What this task involves
Write out the whole listing exactly as it stands.

Data records

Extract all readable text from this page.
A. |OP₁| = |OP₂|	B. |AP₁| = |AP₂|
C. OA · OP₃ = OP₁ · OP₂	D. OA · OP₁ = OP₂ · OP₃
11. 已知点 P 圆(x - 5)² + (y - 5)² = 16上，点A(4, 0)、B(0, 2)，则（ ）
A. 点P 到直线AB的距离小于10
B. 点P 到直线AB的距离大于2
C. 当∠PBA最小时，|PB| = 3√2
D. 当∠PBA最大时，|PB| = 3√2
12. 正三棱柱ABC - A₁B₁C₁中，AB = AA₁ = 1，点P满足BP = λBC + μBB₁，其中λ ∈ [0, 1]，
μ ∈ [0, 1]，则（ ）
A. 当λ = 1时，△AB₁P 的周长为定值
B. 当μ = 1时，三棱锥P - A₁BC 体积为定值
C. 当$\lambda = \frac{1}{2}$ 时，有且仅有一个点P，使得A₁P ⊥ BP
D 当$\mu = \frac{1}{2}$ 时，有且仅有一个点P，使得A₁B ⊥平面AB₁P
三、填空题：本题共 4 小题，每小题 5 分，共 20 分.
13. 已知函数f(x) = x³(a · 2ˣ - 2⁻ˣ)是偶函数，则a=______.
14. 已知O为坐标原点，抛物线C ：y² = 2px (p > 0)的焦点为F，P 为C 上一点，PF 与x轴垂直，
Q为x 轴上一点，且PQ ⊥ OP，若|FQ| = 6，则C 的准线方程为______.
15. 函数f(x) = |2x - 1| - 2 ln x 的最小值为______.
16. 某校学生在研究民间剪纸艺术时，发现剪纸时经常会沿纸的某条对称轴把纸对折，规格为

Exercise response
Extract all readable text from this page.
A. |OP₁| = |OP₂|	B. |AP₁| = |AP₂|
C. OA · OP₃ = OP₁ · OP₂	D. OA · OP₁ = OP₂ · OP₃
11. 已知点 P 圆(x - 5)² + (y - 5)² = 16上，点A(4, 0)、B(0, 2)，则（ ）
A. 点P 到直线AB的距离小于10
B. 点P 到直线AB的距离大于2
C. 当∠PBA最小时，|PB| = 3√2
D. 当∠PBA最大时，|PB| = 3√2
12. 正三棱柱ABC - A₁B₁C₁中，AB = AA₁ = 1，点P满足BP = λBC + μBB₁，其中λ ∈ [0, 1]，
μ ∈ [0, 1]，则（ ）
A. 当λ = 1时，△AB₁P 的周长为定值
B. 当μ = 1时，三棱锥P - A₁BC 体积为定值
C. 当$\lambda = \frac{1}{2}$ 时，有且仅有一个点P，使得A₁P ⊥ BP
D 当$\mu = \frac{1}{2}$ 时，有且仅有一个点P，使得A₁B ⊥平面AB₁P
三、填空题：本题共 4 小题，每小题 5 分，共 20 分.
13. 已知函数f(x) = x³(a · 2ˣ - 2⁻ˣ)是偶函数，则a=______.
14. 已知O为坐标原点，抛物线C ：y² = 2px (p > 0)的焦点为F，P 为C 上一点，PF 与x轴垂直，
Q为x 轴上一点，且PQ ⊥ OP，若|FQ| = 6，则C 的准线方程为______.
15. 函数f(x) = |2x - 1| - 2 ln x 的最小值为______.
16. 某校学生在研究民间剪纸艺术时，发现剪纸时经常会沿纸的某条对称轴把纸对折，规格为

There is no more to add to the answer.